**Task statement**
Copy every entry exactly.

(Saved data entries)

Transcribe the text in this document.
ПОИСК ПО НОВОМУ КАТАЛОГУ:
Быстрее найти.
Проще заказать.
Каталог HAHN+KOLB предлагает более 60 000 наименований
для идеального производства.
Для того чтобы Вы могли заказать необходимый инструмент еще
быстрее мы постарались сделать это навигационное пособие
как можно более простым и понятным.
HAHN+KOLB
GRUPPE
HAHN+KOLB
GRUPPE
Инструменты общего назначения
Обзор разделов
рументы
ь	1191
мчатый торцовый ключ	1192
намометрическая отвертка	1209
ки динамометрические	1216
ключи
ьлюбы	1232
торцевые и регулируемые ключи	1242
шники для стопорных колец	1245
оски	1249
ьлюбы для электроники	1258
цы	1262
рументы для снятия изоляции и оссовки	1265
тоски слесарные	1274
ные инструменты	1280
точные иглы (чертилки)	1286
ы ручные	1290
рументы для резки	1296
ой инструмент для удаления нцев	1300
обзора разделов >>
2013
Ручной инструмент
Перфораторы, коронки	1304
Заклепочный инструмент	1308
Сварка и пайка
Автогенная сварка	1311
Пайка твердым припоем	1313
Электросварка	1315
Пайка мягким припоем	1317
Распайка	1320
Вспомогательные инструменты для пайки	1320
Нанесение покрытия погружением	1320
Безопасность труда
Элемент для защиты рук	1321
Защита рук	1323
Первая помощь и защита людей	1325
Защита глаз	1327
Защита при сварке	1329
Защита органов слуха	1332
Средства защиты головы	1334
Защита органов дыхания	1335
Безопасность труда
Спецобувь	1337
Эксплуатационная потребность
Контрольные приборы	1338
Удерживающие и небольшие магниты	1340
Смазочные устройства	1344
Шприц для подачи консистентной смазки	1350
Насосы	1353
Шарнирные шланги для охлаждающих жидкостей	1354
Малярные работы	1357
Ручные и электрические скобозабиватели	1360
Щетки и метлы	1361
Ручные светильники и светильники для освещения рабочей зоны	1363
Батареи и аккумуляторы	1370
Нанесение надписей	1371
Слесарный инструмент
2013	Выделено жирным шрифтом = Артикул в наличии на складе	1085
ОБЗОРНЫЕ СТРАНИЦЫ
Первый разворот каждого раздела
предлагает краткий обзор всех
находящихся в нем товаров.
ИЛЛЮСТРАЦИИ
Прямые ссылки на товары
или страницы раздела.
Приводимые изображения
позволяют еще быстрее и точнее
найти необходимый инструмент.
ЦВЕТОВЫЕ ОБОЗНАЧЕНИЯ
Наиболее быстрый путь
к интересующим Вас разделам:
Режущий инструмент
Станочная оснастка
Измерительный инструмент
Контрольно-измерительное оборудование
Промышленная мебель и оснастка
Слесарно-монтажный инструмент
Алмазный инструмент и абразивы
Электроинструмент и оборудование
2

**Exercise output**
Transcribe the text in this document.
ПОИСК ПО НОВОМУ КАТАЛОГУ:
Быстрее найти.
Проще заказать.
Каталог HAHN+KOLB предлагает более 60 000 наименований
для идеального производства.
Для того чтобы Вы могли заказать необходимый инструмент еще
быстрее мы постарались сделать это навигационное пособие
как можно более простым и понятным.
HAHN+KOLB
GRUPPE
HAHN+KOLB
GRUPPE
Инструменты общего назначения
Обзор разделов
рументы
ь	1191
мчатый торцовый ключ	1192
намометрическая отвертка	1209
ки динамометрические	1216
ключи
ьлюбы	1232
торцевые и регулируемые ключи	1242
шники для стопорных колец	1245
оски	1249
ьлюбы для электроники	1258
цы	1262
рументы для снятия изоляции и оссовки	1265
тоски слесарные	1274
ные инструменты	1280
точные иглы (чертилки)	1286
ы ручные	1290
рументы для резки	1296
ой инструмент для удаления нцев	1300
обзора разделов >>
2013
Ручной инструмент
Перфораторы, коронки	1304
Заклепочный инструмент	1308
Сварка и пайка
Автогенная сварка	1311
Пайка твердым припоем	1313
Электросварка	1315
Пайка мягким припоем	1317
Распайка	1320
Вспомогательные инструменты для пайки	1320
Нанесение покрытия погружением	1320
Безопасность труда
Элемент для защиты рук	1321
Защита рук	1323
Первая помощь и защита людей	1325
Защита глаз	1327
Защита при сварке	1329
Защита органов слуха	1332
Средства защиты головы	1334
Защита органов дыхания	1335
Безопасность труда
Спецобувь	1337
Эксплуатационная потребность
Контрольные приборы	1338
Удерживающие и небольшие магниты	1340
Смазочные устройства	1344
Шприц для подачи консистентной смазки	1350
Насосы	1353
Шарнирные шланги для охлаждающих жидкостей	1354
Малярные работы	1357
Ручные и электрические скобозабиватели	1360
Щетки и метлы	1361
Ручные светильники и светильники для освещения рабочей зоны	1363
Батареи и аккумуляторы	1370
Нанесение надписей	1371
Слесарный инструмент
2013	Выделено жирным шрифтом = Артикул в наличии на складе	1085
ОБЗОРНЫЕ СТРАНИЦЫ
Первый разворот каждого раздела
предлагает краткий обзор всех
находящихся в нем товаров.
ИЛЛЮСТРАЦИИ
Прямые ссылки на товары
или страницы раздела.
Приводимые изображения
позволяют еще быстрее и точнее
найти необходимый инструмент.
ЦВЕТОВЫЕ ОБОЗНАЧЕНИЯ
Наиболее быстрый путь
к интересующим Вас разделам:
Режущий инструмент
Станочная оснастка
Измерительный инструмент
Контрольно-измерительное оборудование
Промышленная мебель и оснастка
Слесарно-монтажный инструмент
Алмазный инструмент и абразивы
Электроинструмент и оборудование
2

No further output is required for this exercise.